--- Start of Supplied material ---

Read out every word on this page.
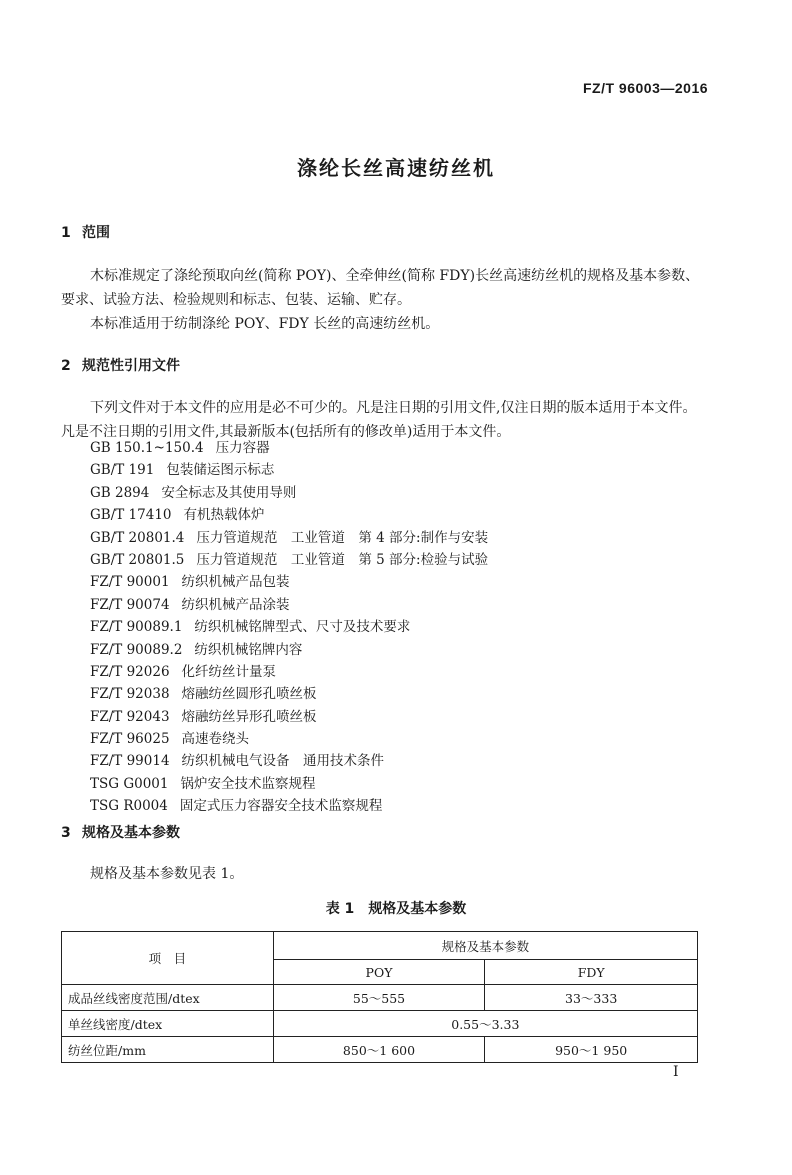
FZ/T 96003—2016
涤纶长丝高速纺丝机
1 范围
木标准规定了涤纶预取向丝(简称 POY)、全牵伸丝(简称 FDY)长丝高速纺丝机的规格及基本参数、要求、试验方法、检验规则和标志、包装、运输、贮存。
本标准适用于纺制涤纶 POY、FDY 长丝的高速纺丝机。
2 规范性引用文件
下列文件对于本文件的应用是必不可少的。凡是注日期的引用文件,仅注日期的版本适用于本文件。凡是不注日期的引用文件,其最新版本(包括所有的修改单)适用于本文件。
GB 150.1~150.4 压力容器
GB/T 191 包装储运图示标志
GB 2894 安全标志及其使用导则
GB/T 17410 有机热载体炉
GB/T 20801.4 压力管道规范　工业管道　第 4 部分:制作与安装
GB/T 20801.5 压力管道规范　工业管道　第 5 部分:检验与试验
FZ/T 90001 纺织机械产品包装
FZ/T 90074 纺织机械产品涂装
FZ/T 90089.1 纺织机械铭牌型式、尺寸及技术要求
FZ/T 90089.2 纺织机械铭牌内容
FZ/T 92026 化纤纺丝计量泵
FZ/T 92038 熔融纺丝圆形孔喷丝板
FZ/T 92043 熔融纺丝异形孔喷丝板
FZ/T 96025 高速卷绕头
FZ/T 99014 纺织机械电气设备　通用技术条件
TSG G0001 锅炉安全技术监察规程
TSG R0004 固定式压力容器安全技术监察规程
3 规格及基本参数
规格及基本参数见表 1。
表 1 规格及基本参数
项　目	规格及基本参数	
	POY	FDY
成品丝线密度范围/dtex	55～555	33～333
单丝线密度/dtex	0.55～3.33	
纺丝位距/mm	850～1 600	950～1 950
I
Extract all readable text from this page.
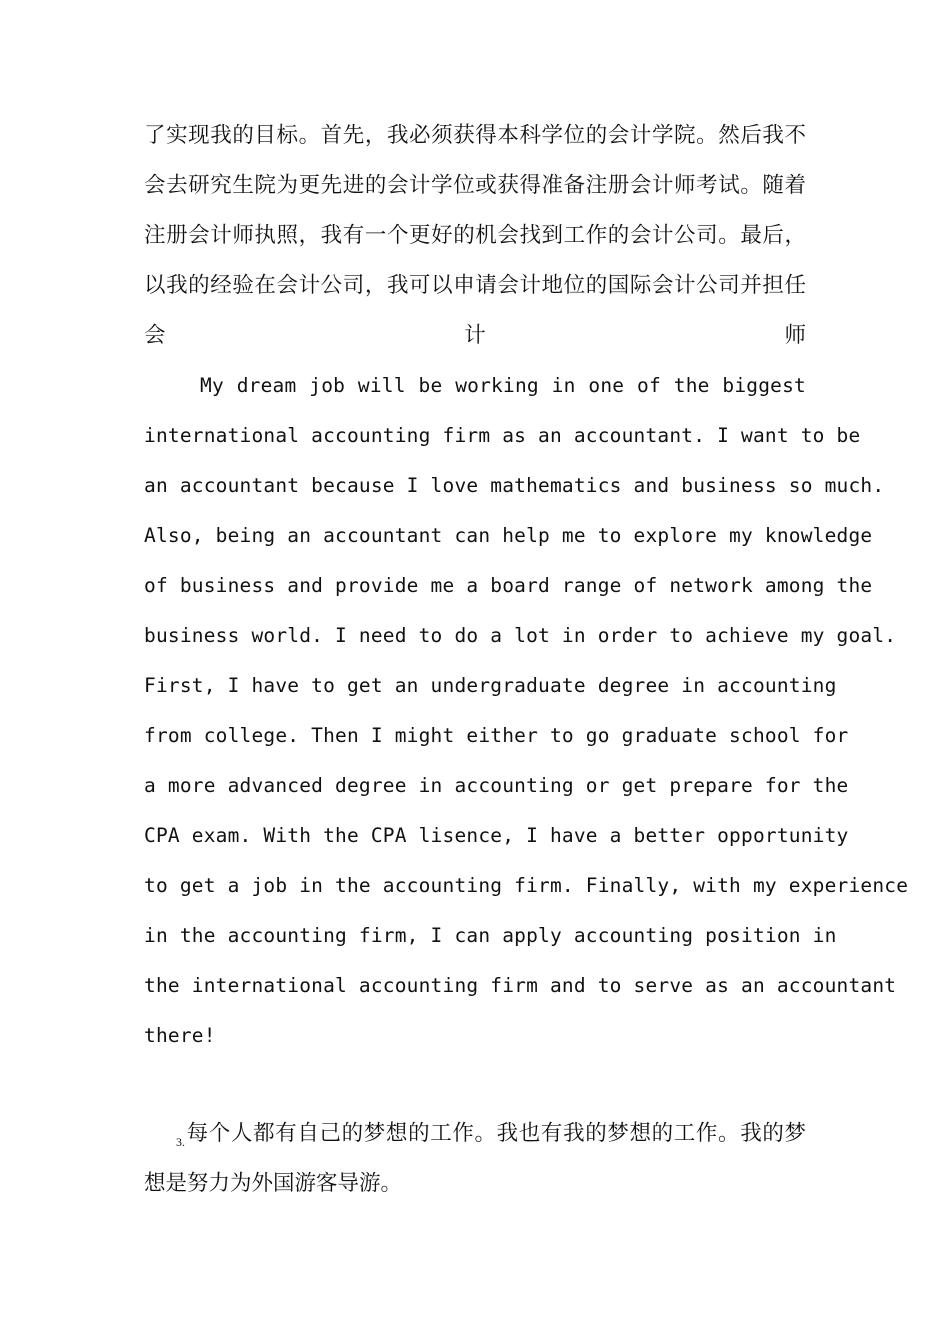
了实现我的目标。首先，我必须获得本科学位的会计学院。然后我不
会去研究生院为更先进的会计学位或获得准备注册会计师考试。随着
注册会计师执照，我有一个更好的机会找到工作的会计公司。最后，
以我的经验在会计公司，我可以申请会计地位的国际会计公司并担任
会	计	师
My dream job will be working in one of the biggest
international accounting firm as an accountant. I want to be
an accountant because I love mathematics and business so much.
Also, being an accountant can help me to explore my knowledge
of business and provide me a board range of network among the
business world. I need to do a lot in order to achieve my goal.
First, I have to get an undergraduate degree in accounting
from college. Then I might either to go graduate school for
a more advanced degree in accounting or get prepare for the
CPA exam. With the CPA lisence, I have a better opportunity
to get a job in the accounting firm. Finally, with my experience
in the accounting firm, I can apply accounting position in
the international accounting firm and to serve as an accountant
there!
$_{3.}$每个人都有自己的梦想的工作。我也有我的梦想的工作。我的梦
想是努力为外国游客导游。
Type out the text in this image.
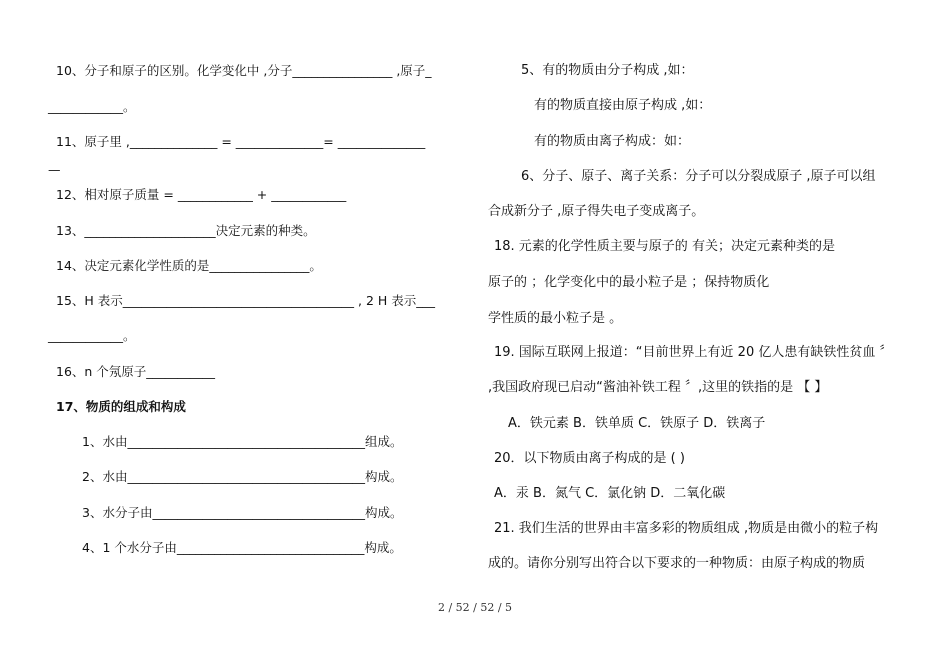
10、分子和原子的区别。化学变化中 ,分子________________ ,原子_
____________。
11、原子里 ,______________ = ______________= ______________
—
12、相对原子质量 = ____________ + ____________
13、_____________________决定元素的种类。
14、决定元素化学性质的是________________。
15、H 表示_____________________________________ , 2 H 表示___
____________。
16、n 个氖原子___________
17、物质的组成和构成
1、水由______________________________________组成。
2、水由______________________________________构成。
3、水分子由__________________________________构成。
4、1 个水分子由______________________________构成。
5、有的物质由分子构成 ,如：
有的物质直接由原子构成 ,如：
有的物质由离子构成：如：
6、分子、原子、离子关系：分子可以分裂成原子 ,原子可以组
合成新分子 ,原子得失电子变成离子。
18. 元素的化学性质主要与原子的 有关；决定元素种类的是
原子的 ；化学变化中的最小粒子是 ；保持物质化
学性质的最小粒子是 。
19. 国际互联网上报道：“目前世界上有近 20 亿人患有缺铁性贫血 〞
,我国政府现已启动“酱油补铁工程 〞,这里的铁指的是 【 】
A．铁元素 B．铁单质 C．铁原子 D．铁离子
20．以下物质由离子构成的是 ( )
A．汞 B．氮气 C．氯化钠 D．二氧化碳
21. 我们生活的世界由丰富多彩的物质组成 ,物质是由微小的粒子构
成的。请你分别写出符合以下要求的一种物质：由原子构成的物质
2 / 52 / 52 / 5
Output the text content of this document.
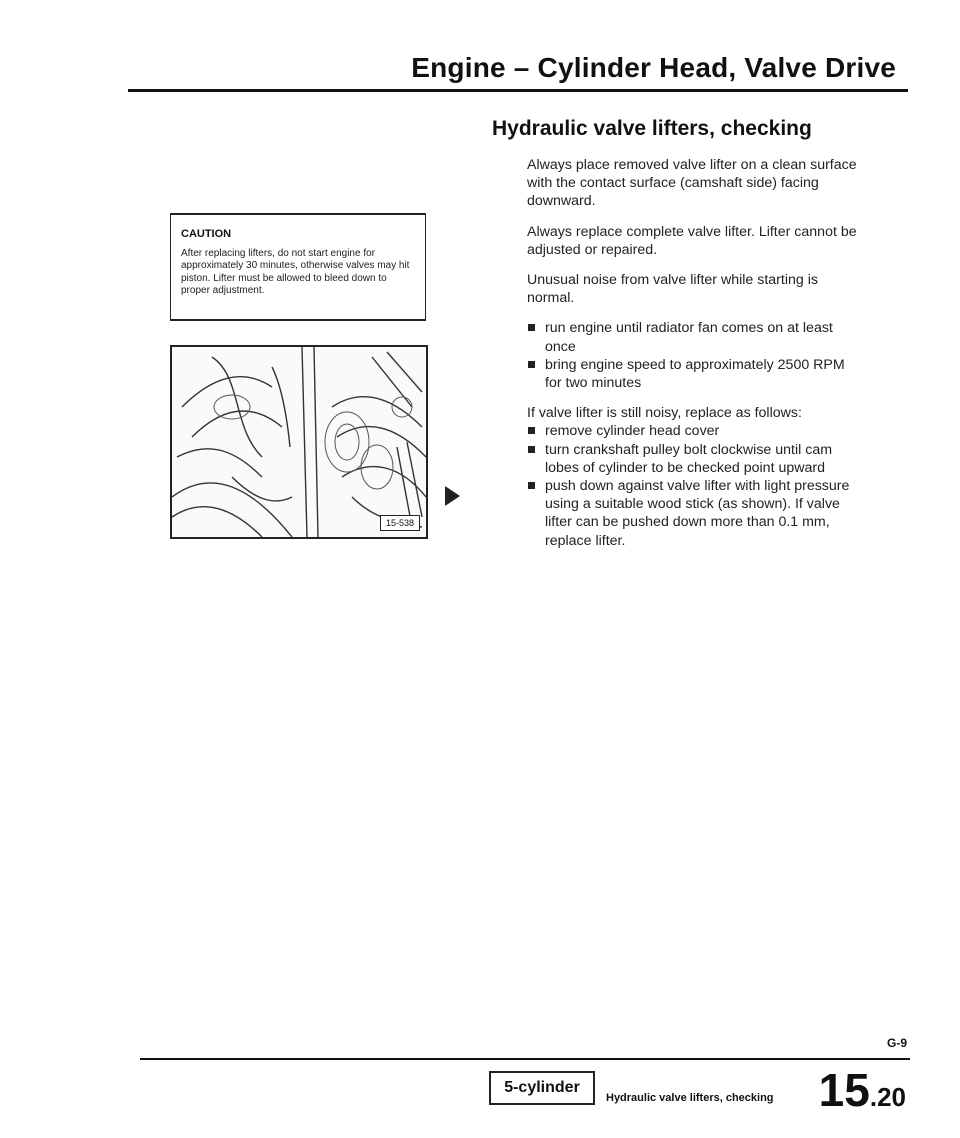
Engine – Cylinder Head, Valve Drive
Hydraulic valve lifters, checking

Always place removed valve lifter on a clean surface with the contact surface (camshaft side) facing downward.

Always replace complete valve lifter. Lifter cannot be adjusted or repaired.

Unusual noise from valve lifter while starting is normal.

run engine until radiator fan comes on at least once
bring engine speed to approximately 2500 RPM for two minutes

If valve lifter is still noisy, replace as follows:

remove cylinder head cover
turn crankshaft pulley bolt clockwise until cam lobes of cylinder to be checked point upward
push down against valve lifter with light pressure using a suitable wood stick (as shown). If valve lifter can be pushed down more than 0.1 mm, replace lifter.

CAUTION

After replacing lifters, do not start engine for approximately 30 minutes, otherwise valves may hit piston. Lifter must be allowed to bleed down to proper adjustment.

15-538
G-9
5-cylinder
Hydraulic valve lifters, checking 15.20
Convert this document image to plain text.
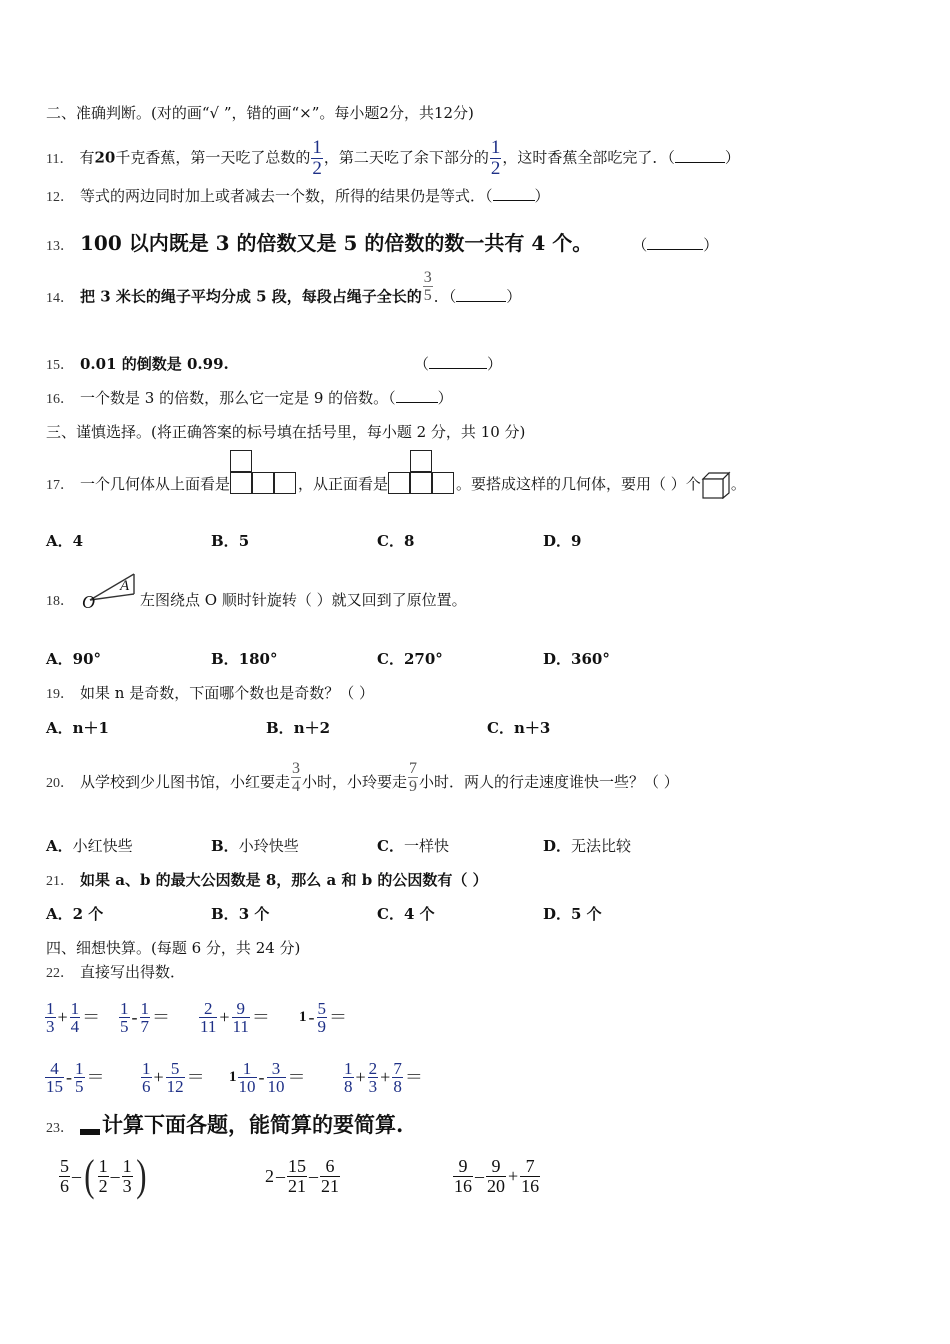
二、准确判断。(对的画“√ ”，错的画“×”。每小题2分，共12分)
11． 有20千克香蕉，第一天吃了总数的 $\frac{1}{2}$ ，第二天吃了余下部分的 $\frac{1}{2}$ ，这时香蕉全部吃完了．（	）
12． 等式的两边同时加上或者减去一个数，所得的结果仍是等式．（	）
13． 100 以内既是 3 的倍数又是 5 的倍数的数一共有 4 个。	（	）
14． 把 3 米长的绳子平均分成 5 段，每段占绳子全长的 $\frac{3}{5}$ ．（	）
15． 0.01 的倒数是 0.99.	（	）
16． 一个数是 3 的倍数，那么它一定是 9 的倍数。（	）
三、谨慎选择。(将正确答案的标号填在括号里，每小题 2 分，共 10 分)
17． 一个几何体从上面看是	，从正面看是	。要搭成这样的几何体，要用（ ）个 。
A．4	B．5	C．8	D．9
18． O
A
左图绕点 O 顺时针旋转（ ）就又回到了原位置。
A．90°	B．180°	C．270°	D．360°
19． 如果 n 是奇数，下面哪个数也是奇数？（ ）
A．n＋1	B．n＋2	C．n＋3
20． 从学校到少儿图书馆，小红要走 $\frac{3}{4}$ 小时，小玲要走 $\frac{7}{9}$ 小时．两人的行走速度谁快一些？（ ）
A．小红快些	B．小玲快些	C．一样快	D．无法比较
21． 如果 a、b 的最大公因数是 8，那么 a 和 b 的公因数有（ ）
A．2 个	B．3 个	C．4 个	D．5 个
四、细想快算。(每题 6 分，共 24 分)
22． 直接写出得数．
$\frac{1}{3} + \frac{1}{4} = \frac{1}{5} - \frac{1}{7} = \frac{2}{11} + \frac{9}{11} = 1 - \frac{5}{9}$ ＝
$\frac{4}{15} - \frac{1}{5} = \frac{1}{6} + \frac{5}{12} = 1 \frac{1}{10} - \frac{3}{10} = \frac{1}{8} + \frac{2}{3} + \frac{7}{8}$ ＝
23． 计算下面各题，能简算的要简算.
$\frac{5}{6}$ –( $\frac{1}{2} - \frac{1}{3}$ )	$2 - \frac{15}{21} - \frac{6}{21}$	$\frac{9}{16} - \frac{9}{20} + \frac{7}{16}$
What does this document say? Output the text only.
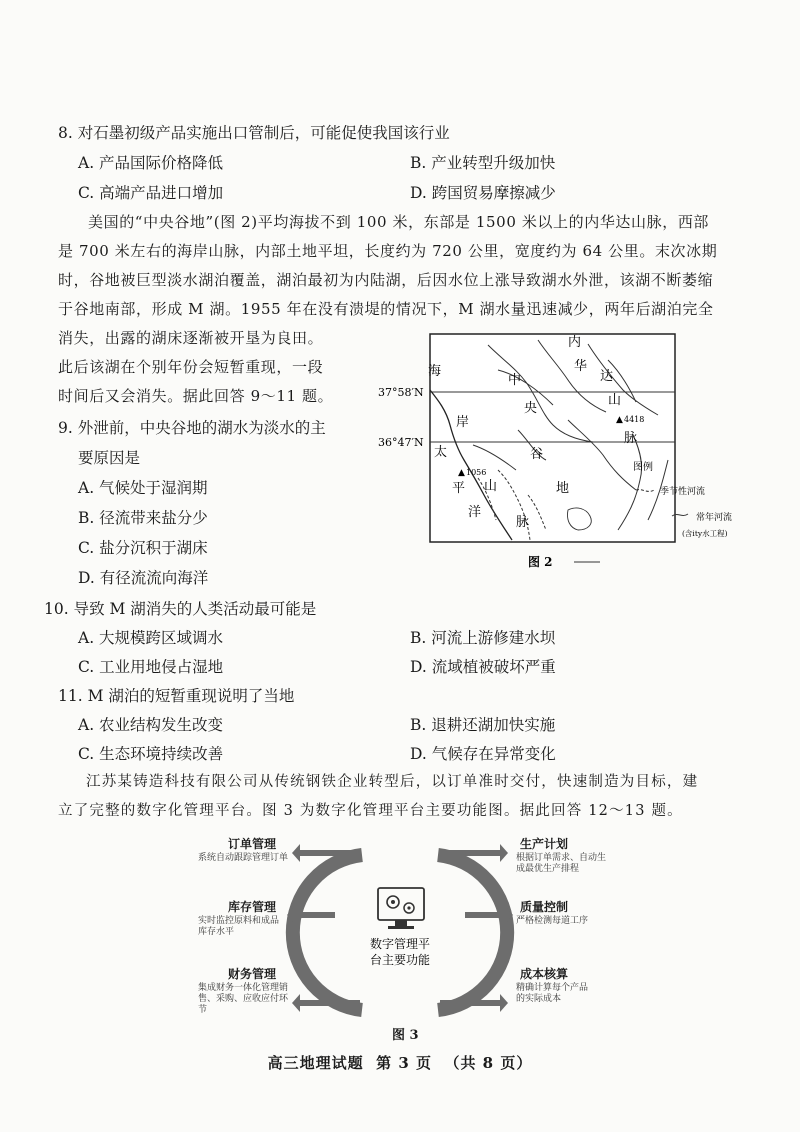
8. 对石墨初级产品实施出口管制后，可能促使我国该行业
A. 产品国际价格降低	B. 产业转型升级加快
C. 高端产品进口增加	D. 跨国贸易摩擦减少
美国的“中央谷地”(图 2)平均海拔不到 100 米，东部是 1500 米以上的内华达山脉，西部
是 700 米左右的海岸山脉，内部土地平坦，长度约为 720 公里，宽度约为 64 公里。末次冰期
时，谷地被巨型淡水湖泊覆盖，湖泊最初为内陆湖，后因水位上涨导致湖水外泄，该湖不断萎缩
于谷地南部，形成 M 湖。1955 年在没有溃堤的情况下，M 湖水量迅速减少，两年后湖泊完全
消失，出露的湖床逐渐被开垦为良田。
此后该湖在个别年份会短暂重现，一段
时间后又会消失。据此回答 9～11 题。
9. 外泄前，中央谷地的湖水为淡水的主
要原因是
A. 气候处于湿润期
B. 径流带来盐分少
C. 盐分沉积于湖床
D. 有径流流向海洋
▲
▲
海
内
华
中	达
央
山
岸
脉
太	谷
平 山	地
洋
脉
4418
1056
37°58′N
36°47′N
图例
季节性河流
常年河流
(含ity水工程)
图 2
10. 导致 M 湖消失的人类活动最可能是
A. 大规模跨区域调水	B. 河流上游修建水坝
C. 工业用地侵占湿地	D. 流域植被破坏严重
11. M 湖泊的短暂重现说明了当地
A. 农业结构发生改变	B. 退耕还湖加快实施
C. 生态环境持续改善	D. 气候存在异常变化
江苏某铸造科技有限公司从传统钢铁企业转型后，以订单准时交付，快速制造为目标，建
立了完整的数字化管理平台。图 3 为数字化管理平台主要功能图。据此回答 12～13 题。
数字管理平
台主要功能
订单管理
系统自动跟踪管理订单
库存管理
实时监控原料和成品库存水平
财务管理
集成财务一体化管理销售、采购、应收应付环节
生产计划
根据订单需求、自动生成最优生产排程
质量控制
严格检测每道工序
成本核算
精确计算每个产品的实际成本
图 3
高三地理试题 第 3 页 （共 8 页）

--- End of Supplied material ---

Task requirements:
Reproduce precisely the lines of the listing above, from the line containing "What does this" to the last line, both ends included. Pictures are to be omitted.

The result:
What does this document say? Output the text only.
8. 对石墨初级产品实施出口管制后，可能促使我国该行业
A. 产品国际价格降低	B. 产业转型升级加快
C. 高端产品进口增加	D. 跨国贸易摩擦减少
美国的“中央谷地”(图 2)平均海拔不到 100 米，东部是 1500 米以上的内华达山脉，西部
是 700 米左右的海岸山脉，内部土地平坦，长度约为 720 公里，宽度约为 64 公里。末次冰期
时，谷地被巨型淡水湖泊覆盖，湖泊最初为内陆湖，后因水位上涨导致湖水外泄，该湖不断萎缩
于谷地南部，形成 M 湖。1955 年在没有溃堤的情况下，M 湖水量迅速减少，两年后湖泊完全
消失，出露的湖床逐渐被开垦为良田。
此后该湖在个别年份会短暂重现，一段
时间后又会消失。据此回答 9～11 题。
9. 外泄前，中央谷地的湖水为淡水的主
要原因是
A. 气候处于湿润期
B. 径流带来盐分少
C. 盐分沉积于湖床
D. 有径流流向海洋
▲
▲
海
内
华
中	达
央
山
岸
脉
太	谷
平 山	地
洋
脉
4418
1056
37°58′N
36°47′N
图例
季节性河流
常年河流
(含ity水工程)
图 2
10. 导致 M 湖消失的人类活动最可能是
A. 大规模跨区域调水	B. 河流上游修建水坝
C. 工业用地侵占湿地	D. 流域植被破坏严重
11. M 湖泊的短暂重现说明了当地
A. 农业结构发生改变	B. 退耕还湖加快实施
C. 生态环境持续改善	D. 气候存在异常变化
江苏某铸造科技有限公司从传统钢铁企业转型后，以订单准时交付，快速制造为目标，建
立了完整的数字化管理平台。图 3 为数字化管理平台主要功能图。据此回答 12～13 题。
数字管理平
台主要功能
订单管理
系统自动跟踪管理订单
库存管理
实时监控原料和成品库存水平
财务管理
集成财务一体化管理销售、采购、应收应付环节
生产计划
根据订单需求、自动生成最优生产排程
质量控制
严格检测每道工序
成本核算
精确计算每个产品的实际成本
图 3
高三地理试题 第 3 页 （共 8 页）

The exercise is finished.